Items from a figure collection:
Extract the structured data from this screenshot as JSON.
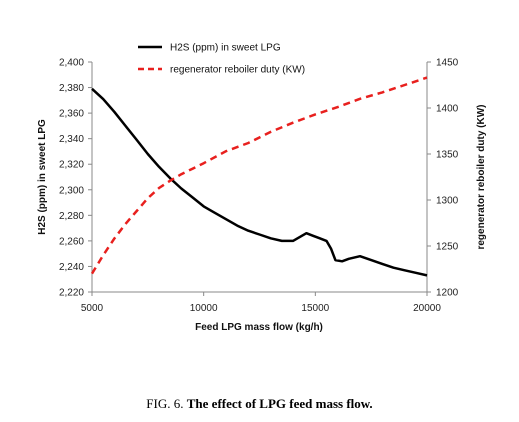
{
  "chart_data": {
    "type": "line",
    "xlabel": "Feed LPG mass flow  (kg/h)",
    "ylabel_left": "H2S (ppm) in sweet LPG",
    "ylabel_right": "regenerator reboiler duty (KW)",
    "xlim": [
      5000,
      20000
    ],
    "ylim_left": [
      2220,
      2400
    ],
    "ylim_right": [
      1200,
      1450
    ],
    "x_ticks": [
      5000,
      10000,
      15000,
      20000
    ],
    "x_tick_labels": [
      "5000",
      "10000",
      "15000",
      "20000"
    ],
    "y_left_ticks": [
      2220,
      2240,
      2260,
      2280,
      2300,
      2320,
      2340,
      2360,
      2380,
      2400
    ],
    "y_left_tick_labels": [
      "2,220",
      "2,240",
      "2,260",
      "2,280",
      "2,300",
      "2,320",
      "2,340",
      "2,360",
      "2,380",
      "2,400"
    ],
    "y_right_ticks": [
      1200,
      1250,
      1300,
      1350,
      1400,
      1450
    ],
    "y_right_tick_labels": [
      "1200",
      "1250",
      "1300",
      "1350",
      "1400",
      "1450"
    ],
    "grid": false,
    "legend_position": "top-center",
    "series": [
      {
        "name": "H2S (ppm) in sweet LPG",
        "axis": "left",
        "color": "#000000",
        "style": "solid",
        "x": [
          5000,
          5500,
          6000,
          6500,
          7000,
          7500,
          8000,
          8500,
          9000,
          9500,
          10000,
          10500,
          11000,
          11500,
          12000,
          12500,
          13000,
          13500,
          14000,
          14300,
          14600,
          14900,
          15200,
          15500,
          15700,
          15900,
          16200,
          16500,
          17000,
          17500,
          18000,
          18500,
          19000,
          19500,
          20000
        ],
        "values": [
          2379,
          2371,
          2361,
          2350,
          2339,
          2328,
          2318,
          2309,
          2301,
          2294,
          2287,
          2282,
          2277,
          2272,
          2268,
          2265,
          2262,
          2260,
          2260,
          2263,
          2266,
          2264,
          2262,
          2260,
          2254,
          2245,
          2244,
          2246,
          2248,
          2245,
          2242,
          2239,
          2237,
          2235,
          2233
        ]
      },
      {
        "name": "regenerator reboiler duty (KW)",
        "axis": "right",
        "color": "#e8201e",
        "style": "dashed",
        "x": [
          5000,
          5500,
          6000,
          6500,
          7000,
          7500,
          8000,
          8500,
          9000,
          9500,
          10000,
          11000,
          12000,
          13000,
          14000,
          15000,
          16000,
          17000,
          18000,
          19000,
          20000
        ],
        "values": [
          1220,
          1240,
          1258,
          1274,
          1288,
          1302,
          1313,
          1321,
          1328,
          1334,
          1340,
          1353,
          1362,
          1374,
          1384,
          1393,
          1401,
          1410,
          1417,
          1425,
          1433
        ]
      }
    ]
  },
  "caption": {
    "prefix": "FIG. 6.",
    "text": "The effect of LPG feed mass flow."
  }
}
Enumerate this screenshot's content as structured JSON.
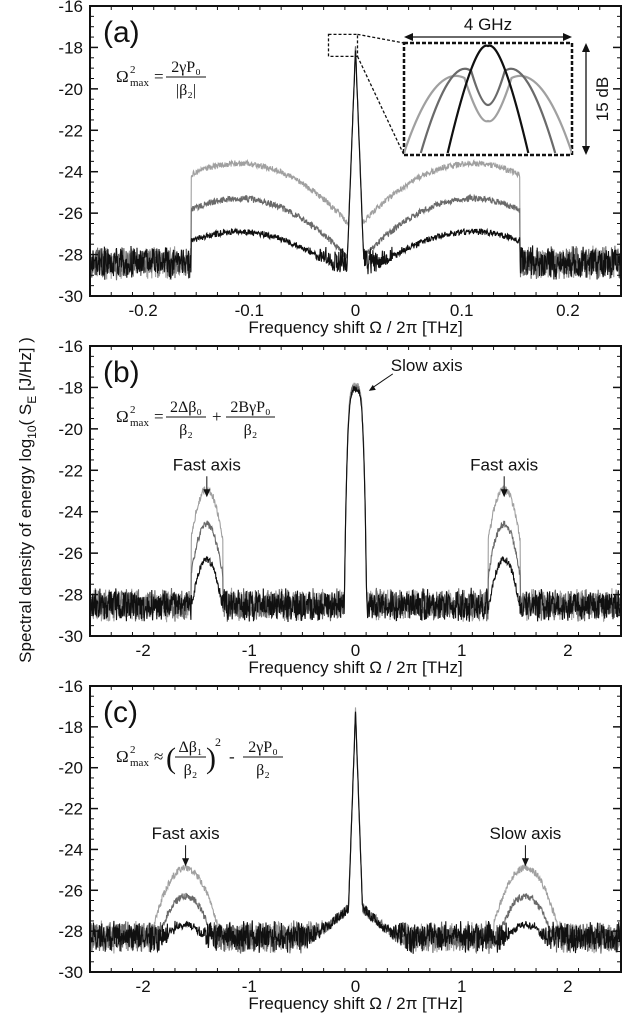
{
  "figure": {
    "ylabel_prefix": "Spectral density of energy log",
    "ylabel_sub": "10",
    "ylabel_open": "( S",
    "ylabel_sub2": "E",
    "ylabel_close": " [J/Hz] )"
  },
  "chart_data": [
    {
      "type": "line",
      "panel": "(a)",
      "xlabel": "Frequency shift Ω / 2π [THz]",
      "xlim": [
        -0.25,
        0.25
      ],
      "ylim": [
        -30,
        -16
      ],
      "xticks": [
        "-0.2",
        "-0.1",
        "0",
        "0.1",
        "0.2"
      ],
      "xtick_values": [
        -0.2,
        -0.1,
        0,
        0.1,
        0.2
      ],
      "yticks": [
        "-16",
        "-18",
        "-20",
        "-22",
        "-24",
        "-26",
        "-28",
        "-30"
      ],
      "grid": false,
      "formula": {
        "lhs": "Ω",
        "sup": "2",
        "sub": "max",
        "rel": "=",
        "terms": [
          {
            "num": "2γP₀",
            "den": "|β₂|"
          }
        ]
      },
      "series": [
        {
          "color": "#a0a0a0",
          "lobe_peak": -23.6,
          "lobe_center": 0.11,
          "lobe_width": 0.045,
          "cut": 0.155
        },
        {
          "color": "#6a6a6a",
          "lobe_peak": -25.3,
          "lobe_center": 0.11,
          "lobe_width": 0.045,
          "cut": 0.155
        },
        {
          "color": "#101010",
          "lobe_peak": -26.9,
          "lobe_center": 0.11,
          "lobe_width": 0.05,
          "cut": 0.155
        }
      ],
      "noise_floor": -28.4,
      "center_peak": -17.9,
      "center_width": 0.002,
      "inset": {
        "width_label": "4 GHz",
        "height_label": "15 dB"
      }
    },
    {
      "type": "line",
      "panel": "(b)",
      "xlabel": "Frequency shift Ω / 2π [THz]",
      "xlim": [
        -2.5,
        2.5
      ],
      "ylim": [
        -30,
        -16
      ],
      "xticks": [
        "-2",
        "-1",
        "0",
        "1",
        "2"
      ],
      "xtick_values": [
        -2,
        -1,
        0,
        1,
        2
      ],
      "yticks": [
        "-16",
        "-18",
        "-20",
        "-22",
        "-24",
        "-26",
        "-28",
        "-30"
      ],
      "grid": false,
      "formula": {
        "lhs": "Ω",
        "sup": "2",
        "sub": "max",
        "rel": "=",
        "terms": [
          {
            "num": "2Δβ₀",
            "den": "β₂"
          },
          {
            "op": "+",
            "num": "2BγP₀",
            "den": "β₂"
          }
        ]
      },
      "annotations": [
        {
          "text": "Fast axis",
          "x": -1.4,
          "label_y": -22.0
        },
        {
          "text": "Fast axis",
          "x": 1.4,
          "label_y": -22.0
        },
        {
          "text": "Slow axis",
          "x": 0.05,
          "label_y": -17.2
        }
      ],
      "series": [
        {
          "color": "#a0a0a0",
          "lobe_peak": -22.9,
          "lobe_center": 1.4,
          "lobe_width": 0.09,
          "cut": 0.15
        },
        {
          "color": "#6a6a6a",
          "lobe_peak": -24.6,
          "lobe_center": 1.4,
          "lobe_width": 0.09,
          "cut": 0.15
        },
        {
          "color": "#101010",
          "lobe_peak": -26.3,
          "lobe_center": 1.4,
          "lobe_width": 0.09,
          "cut": 0.15
        }
      ],
      "noise_floor": -28.5,
      "center_peak": -17.9,
      "center_width": 0.1
    },
    {
      "type": "line",
      "panel": "(c)",
      "xlabel": "Frequency shift Ω / 2π [THz]",
      "xlim": [
        -2.5,
        2.5
      ],
      "ylim": [
        -30,
        -16
      ],
      "xticks": [
        "-2",
        "-1",
        "0",
        "1",
        "2"
      ],
      "xtick_values": [
        -2,
        -1,
        0,
        1,
        2
      ],
      "yticks": [
        "-16",
        "-18",
        "-20",
        "-22",
        "-24",
        "-26",
        "-28",
        "-30"
      ],
      "grid": false,
      "formula": {
        "lhs": "Ω",
        "sup": "2",
        "sub": "max",
        "rel": "≈",
        "terms": [
          {
            "paren": true,
            "num": "Δβ₁",
            "den": "β₂",
            "pow": "2"
          },
          {
            "op": "-",
            "num": "2γP₀",
            "den": "β₂"
          }
        ]
      },
      "annotations": [
        {
          "text": "Fast axis",
          "x": -1.6,
          "label_y": -23.5
        },
        {
          "text": "Slow axis",
          "x": 1.6,
          "label_y": -23.5
        }
      ],
      "series": [
        {
          "color": "#a0a0a0",
          "lobe_peak": -24.9,
          "lobe_center": 1.6,
          "lobe_width": 0.17,
          "cut": 0.3
        },
        {
          "color": "#6a6a6a",
          "lobe_peak": -26.3,
          "lobe_center": 1.6,
          "lobe_width": 0.17,
          "cut": 0.3
        },
        {
          "color": "#101010",
          "lobe_peak": -27.7,
          "lobe_center": 1.6,
          "lobe_width": 0.2,
          "cut": 0.3
        }
      ],
      "noise_floor": -28.3,
      "center_peak": -17.1,
      "center_width": 0.018
    }
  ]
}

> _SHORT PROBLEM_
Find how many lines of the listing include the string "duty" and give that number, nothing else.

> _ANSWER FOR THE TASK_
2